Every line in the entries that holds "JSON" should be identified and copied.

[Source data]
'''

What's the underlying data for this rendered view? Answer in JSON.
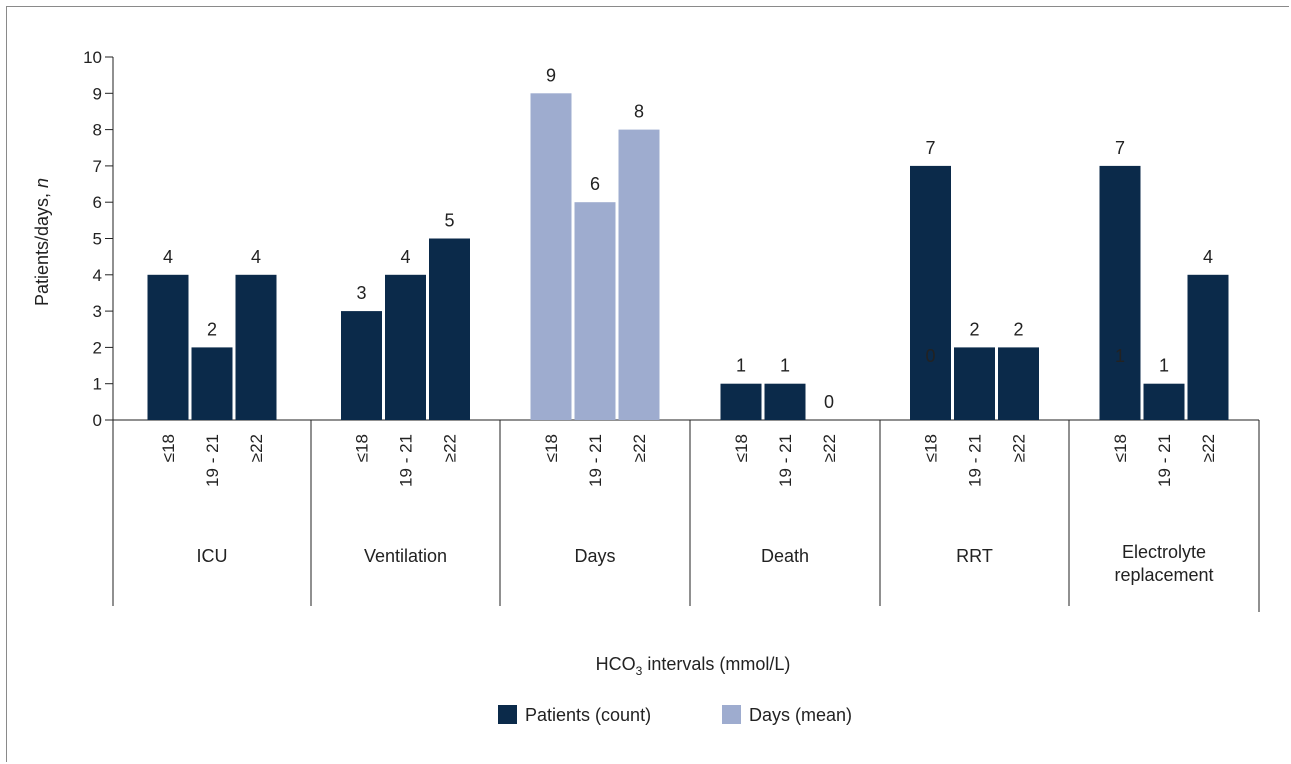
{
  "chart_data": {
    "type": "bar",
    "ylabel_main": "Patients/days, ",
    "ylabel_italic": "n",
    "xlabel_main": "HCO",
    "xlabel_sub": "3",
    "xlabel_rest": " intervals (mmol/L)",
    "ylim": [
      0,
      10
    ],
    "yticks": [
      "0",
      "1",
      "2",
      "3",
      "4",
      "5",
      "6",
      "7",
      "8",
      "9",
      "10"
    ],
    "groups": [
      {
        "name": "ICU",
        "bars": [
          {
            "label": "≤18",
            "value": 4,
            "value_label": "4",
            "series": "Patients (count)"
          },
          {
            "label": "19 - 21",
            "value": 2,
            "value_label": "2",
            "series": "Patients (count)"
          },
          {
            "label": "≥22",
            "value": 4,
            "value_label": "4",
            "series": "Patients (count)"
          }
        ]
      },
      {
        "name": "Ventilation",
        "bars": [
          {
            "label": "≤18",
            "value": 3,
            "value_label": "3",
            "series": "Patients (count)"
          },
          {
            "label": "19 - 21",
            "value": 4,
            "value_label": "4",
            "series": "Patients (count)"
          },
          {
            "label": "≥22",
            "value": 5,
            "value_label": "5",
            "series": "Patients (count)"
          }
        ]
      },
      {
        "name": "Days",
        "bars": [
          {
            "label": "≤18",
            "value": 9,
            "value_label": "9",
            "series": "Days (mean)"
          },
          {
            "label": "19 - 21",
            "value": 6,
            "value_label": "6",
            "series": "Days (mean)"
          },
          {
            "label": "≥22",
            "value": 8,
            "value_label": "8",
            "series": "Days (mean)"
          }
        ]
      },
      {
        "name": "Death",
        "bars": [
          {
            "label": "≤18",
            "value": 1,
            "value_label": "1",
            "series": "Patients (count)"
          },
          {
            "label": "19 - 21",
            "value": 1,
            "value_label": "1",
            "series": "Patients (count)"
          },
          {
            "label": "≥22",
            "value": 0,
            "value_label": "0",
            "series": "Patients (count)"
          }
        ]
      },
      {
        "name": "RRT",
        "bars": [
          {
            "label": "≤18",
            "value": 7,
            "value_label": "7",
            "inner_label": "0",
            "series": "Patients (count)"
          },
          {
            "label": "19 - 21",
            "value": 2,
            "value_label": "2",
            "series": "Patients (count)"
          },
          {
            "label": "≥22",
            "value": 2,
            "value_label": "2",
            "series": "Patients (count)"
          }
        ]
      },
      {
        "name": "Electrolyte replacement",
        "name_lines": [
          "Electrolyte",
          "replacement"
        ],
        "bars": [
          {
            "label": "≤18",
            "value": 7,
            "value_label": "7",
            "inner_label": "1",
            "series": "Patients (count)"
          },
          {
            "label": "19 - 21",
            "value": 1,
            "value_label": "1",
            "series": "Patients (count)"
          },
          {
            "label": "≥22",
            "value": 4,
            "value_label": "4",
            "series": "Patients (count)"
          }
        ]
      }
    ],
    "legend": [
      {
        "name": "Patients (count)",
        "color": "#0b2a4a"
      },
      {
        "name": "Days (mean)",
        "color": "#9eaccf"
      }
    ],
    "legend_position": "bottom-center",
    "grid": false
  }
}
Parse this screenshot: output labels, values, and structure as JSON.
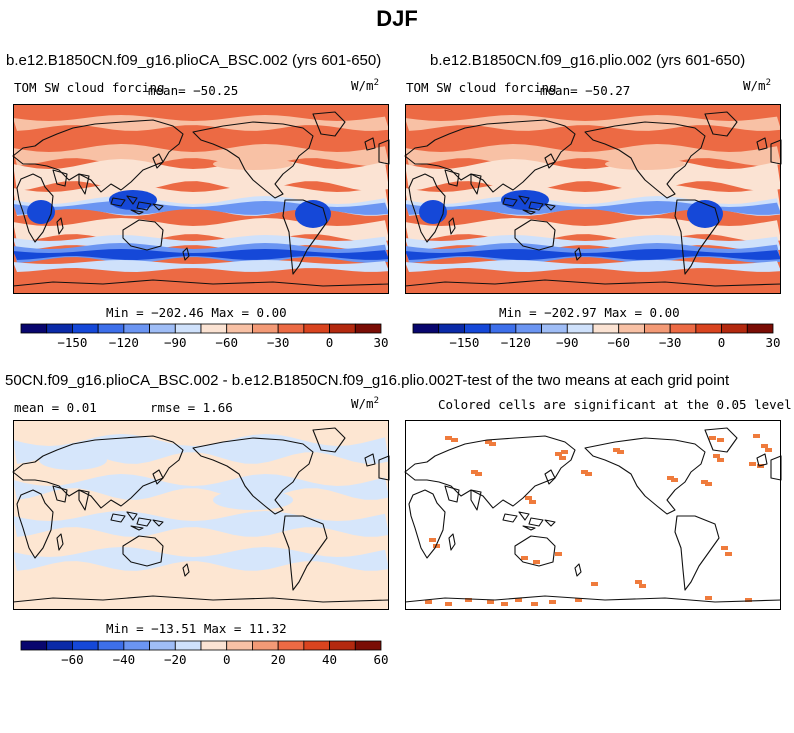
{
  "figure": {
    "title": "DJF"
  },
  "panels": [
    {
      "id": "top-left",
      "title": "b.e12.B1850CN.f09_g16.plioCA_BSC.002 (yrs 601-650)",
      "left_label": "TOM SW cloud forcing",
      "mean_label": "mean= −50.25",
      "units": "W/m",
      "units_sup": "2",
      "minmax": "Min = −202.46 Max =   0.00"
    },
    {
      "id": "top-right",
      "title": "b.e12.B1850CN.f09_g16.plio.002 (yrs 601-650)",
      "left_label": "TOM SW cloud forcing",
      "mean_label": "mean= −50.27",
      "units": "W/m",
      "units_sup": "2",
      "minmax": "Min = −202.97 Max =   0.00"
    },
    {
      "id": "bottom-left",
      "title": "50CN.f09_g16.plioCA_BSC.002 - b.e12.B1850CN.f09_g16.plio.002",
      "mean_label": "mean =   0.01",
      "rmse_label": "rmse =   1.66",
      "units": "W/m",
      "units_sup": "2",
      "minmax": "Min = −13.51 Max =  11.32"
    },
    {
      "id": "bottom-right",
      "title": "T-test of the two means at each grid point",
      "subtitle": "Colored cells are significant at the 0.05 level"
    }
  ],
  "colorbars": {
    "forcing": {
      "colors": [
        "#08066e",
        "#0a2aa8",
        "#1548d8",
        "#3d6fea",
        "#6b95f2",
        "#9fbdf6",
        "#cfe1fb",
        "#fbe3d3",
        "#f8c1a5",
        "#f39a76",
        "#ec6a44",
        "#d9441f",
        "#b3290f",
        "#7a0d05"
      ],
      "tick_labels": [
        "−150",
        "−120",
        "−90",
        "−60",
        "−30",
        "0",
        "30"
      ]
    },
    "difference": {
      "colors": [
        "#08066e",
        "#0a2aa8",
        "#1548d8",
        "#3d6fea",
        "#6b95f2",
        "#9fbdf6",
        "#cfe1fb",
        "#fbe3d3",
        "#f8c1a5",
        "#f39a76",
        "#ec6a44",
        "#d9441f",
        "#b3290f",
        "#7a0d05"
      ],
      "tick_labels": [
        "−60",
        "−40",
        "−20",
        "0",
        "20",
        "40",
        "60"
      ]
    }
  },
  "map_colors": {
    "ocean_high": "#ec6a44",
    "mid": "#f8c1a5",
    "pale": "#fbe3d3",
    "light_blue": "#cfe1fb",
    "blue": "#6b95f2",
    "deep_blue": "#1548d8",
    "diff_pos": "#fde6d2",
    "diff_neg": "#d6e6fb",
    "signif": "#ef7b3c"
  }
}
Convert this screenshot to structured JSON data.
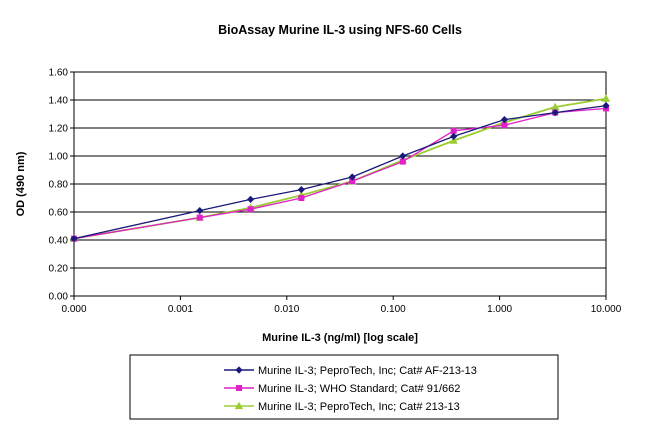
{
  "chart_data": {
    "type": "line",
    "title": "BioAssay  Murine IL-3 using NFS-60 Cells",
    "xlabel": "Murine IL-3 (ng/ml) [log scale]",
    "ylabel": "OD (490 nm)",
    "x_scale": "log",
    "x_ticks": [
      0.0001,
      0.001,
      0.01,
      0.1,
      1,
      10
    ],
    "x_tick_labels": [
      "0.000",
      "0.001",
      "0.010",
      "0.100",
      "1.000",
      "10.000"
    ],
    "y_ticks": [
      0,
      0.2,
      0.4,
      0.6,
      0.8,
      1.0,
      1.2,
      1.4,
      1.6
    ],
    "y_tick_labels": [
      "0.00",
      "0.20",
      "0.40",
      "0.60",
      "0.80",
      "1.00",
      "1.20",
      "1.40",
      "1.60"
    ],
    "ylim": [
      0,
      1.6
    ],
    "xlim": [
      0.0001,
      10
    ],
    "grid": "horizontal",
    "legend_position": "bottom",
    "series": [
      {
        "name": "Murine IL-3; PeproTech, Inc; Cat# AF-213-13",
        "color": "#1a1a7a",
        "marker": "diamond",
        "x": [
          0.0001,
          0.00152,
          0.00457,
          0.0137,
          0.0412,
          0.123,
          0.37,
          1.11,
          3.33,
          10
        ],
        "y": [
          0.41,
          0.61,
          0.69,
          0.76,
          0.85,
          1.0,
          1.14,
          1.26,
          1.31,
          1.36
        ]
      },
      {
        "name": "Murine IL-3; WHO Standard; Cat# 91/662",
        "color": "#e020c8",
        "marker": "square",
        "x": [
          0.0001,
          0.00152,
          0.00457,
          0.0137,
          0.0412,
          0.123,
          0.37,
          1.11,
          3.33,
          10
        ],
        "y": [
          0.41,
          0.56,
          0.62,
          0.7,
          0.82,
          0.96,
          1.18,
          1.22,
          1.31,
          1.34
        ]
      },
      {
        "name": "Murine IL-3; PeproTech, Inc; Cat# 213-13",
        "color": "#9acd32",
        "marker": "triangle",
        "x": [
          0.0001,
          0.00152,
          0.00457,
          0.0137,
          0.0412,
          0.123,
          0.37,
          1.11,
          3.33,
          10
        ],
        "y": [
          0.41,
          0.56,
          0.63,
          0.72,
          0.82,
          0.97,
          1.11,
          1.24,
          1.35,
          1.41
        ]
      }
    ]
  }
}
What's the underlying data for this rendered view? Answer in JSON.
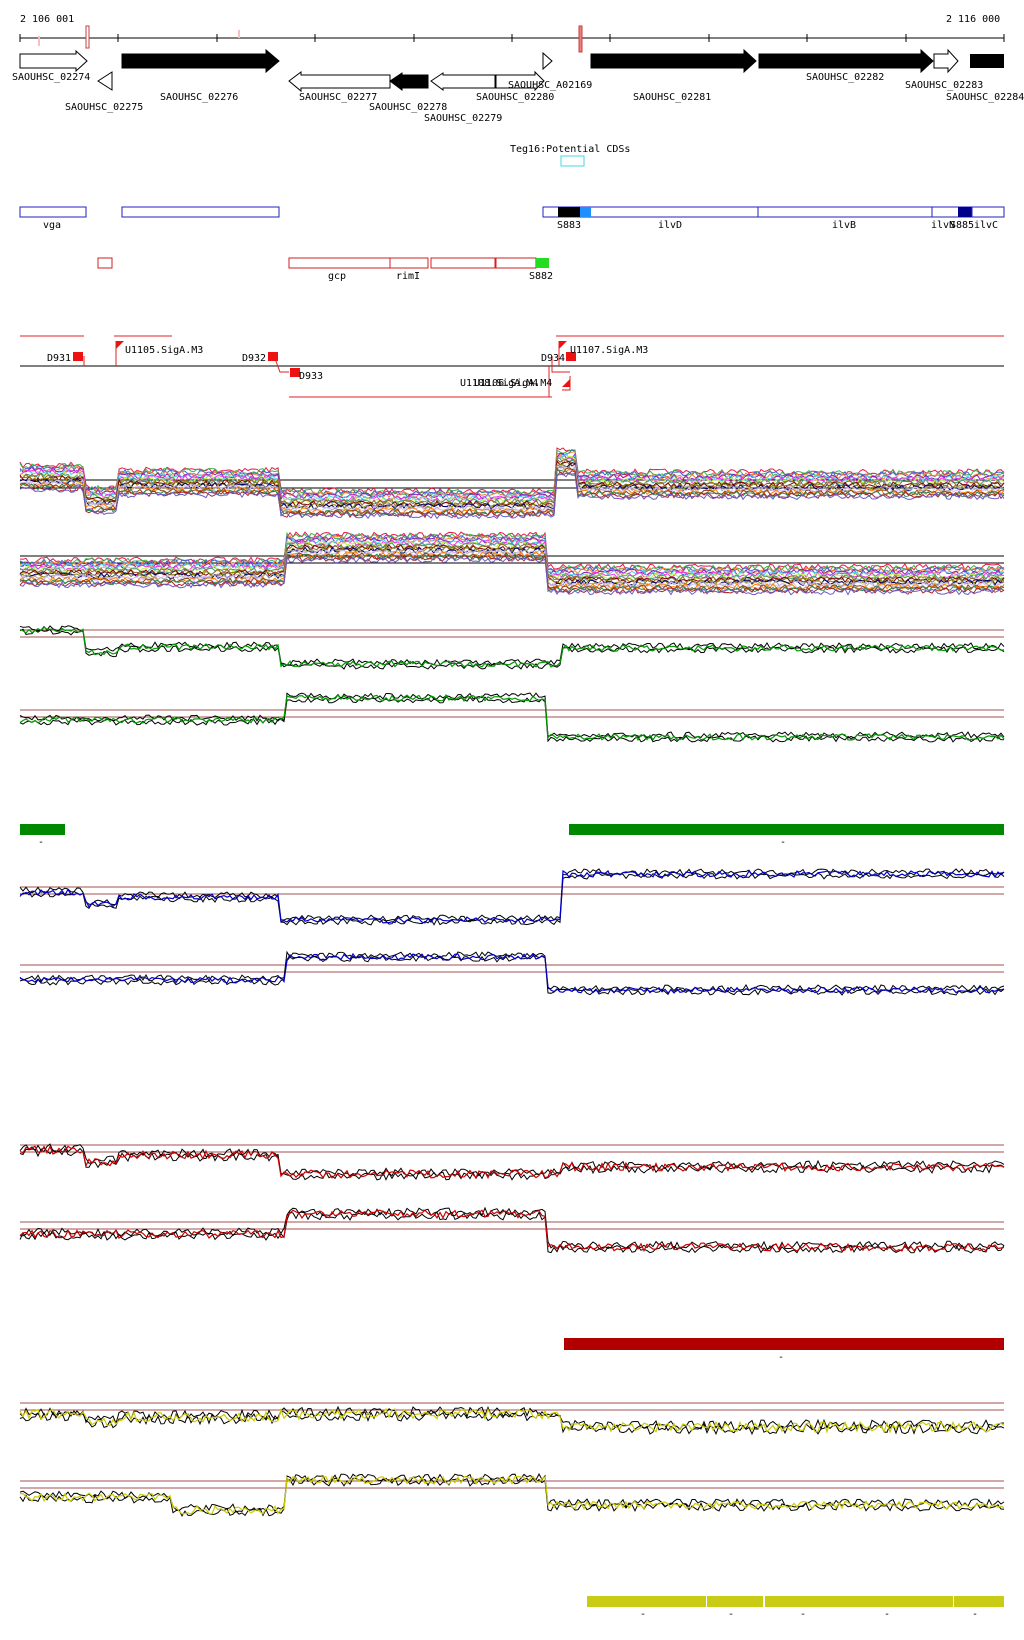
{
  "ruler": {
    "start_label": "2 106 001",
    "end_label": "2 116 000"
  },
  "genes": [
    {
      "label": "SAOUHSC_02274",
      "strand": "+",
      "fill": "white"
    },
    {
      "label": "SAOUHSC_02275",
      "strand": "-",
      "fill": "white"
    },
    {
      "label": "SAOUHSC_02276",
      "strand": "+",
      "fill": "black"
    },
    {
      "label": "SAOUHSC_02277",
      "strand": "-",
      "fill": "white"
    },
    {
      "label": "SAOUHSC_02278",
      "strand": "-",
      "fill": "black"
    },
    {
      "label": "SAOUHSC_02279",
      "strand": "-",
      "fill": "white"
    },
    {
      "label": "SAOUHSC_02280",
      "strand": "+",
      "fill": "white"
    },
    {
      "label": "SAOUHSC_A02169",
      "strand": "+",
      "fill": "white"
    },
    {
      "label": "SAOUHSC_02281",
      "strand": "+",
      "fill": "black"
    },
    {
      "label": "SAOUHSC_02282",
      "strand": "+",
      "fill": "black"
    },
    {
      "label": "SAOUHSC_02283",
      "strand": "+",
      "fill": "white"
    },
    {
      "label": "SAOUHSC_02284",
      "strand": "+",
      "fill": "black"
    }
  ],
  "potential_cds": {
    "label": "Teg16:Potential CDSs"
  },
  "blue_features": [
    {
      "label": "vga"
    },
    {
      "label": ""
    },
    {
      "label": "S883"
    },
    {
      "label": "ilvD"
    },
    {
      "label": "ilvB"
    },
    {
      "label": "ilvN"
    },
    {
      "label": "S885"
    },
    {
      "label": "ilvC"
    }
  ],
  "red_features": [
    {
      "label": ""
    },
    {
      "label": "gcp"
    },
    {
      "label": "rimI"
    },
    {
      "label": ""
    },
    {
      "label": ""
    },
    {
      "label": "S882"
    }
  ],
  "tu_labels": [
    "D931",
    "U1105.SigA.M3",
    "D932",
    "D933",
    "U1108.SigA.M4",
    "U1106.SigA.M4",
    "D934",
    "U1107.SigA.M3"
  ],
  "colors": {
    "green": "#008800",
    "blue": "#0000cc",
    "red": "#cc0000",
    "darkred": "#b00000",
    "yellow": "#c8cc14",
    "olive": "#cccc00"
  },
  "segment_marks": {
    "green": [
      "-",
      "-"
    ],
    "red": [
      "-"
    ],
    "yellow": [
      "-",
      "-",
      "-",
      "-",
      "-"
    ]
  }
}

'''

§ Output for this task
What's the underlying data for this rendered view? Answer in JSON.
Parse this screenshot: output labels, values, and structure as JSON.
Convert this screenshot to structured JSON data.
What's the underlying data for this rendered view? Answer in JSON.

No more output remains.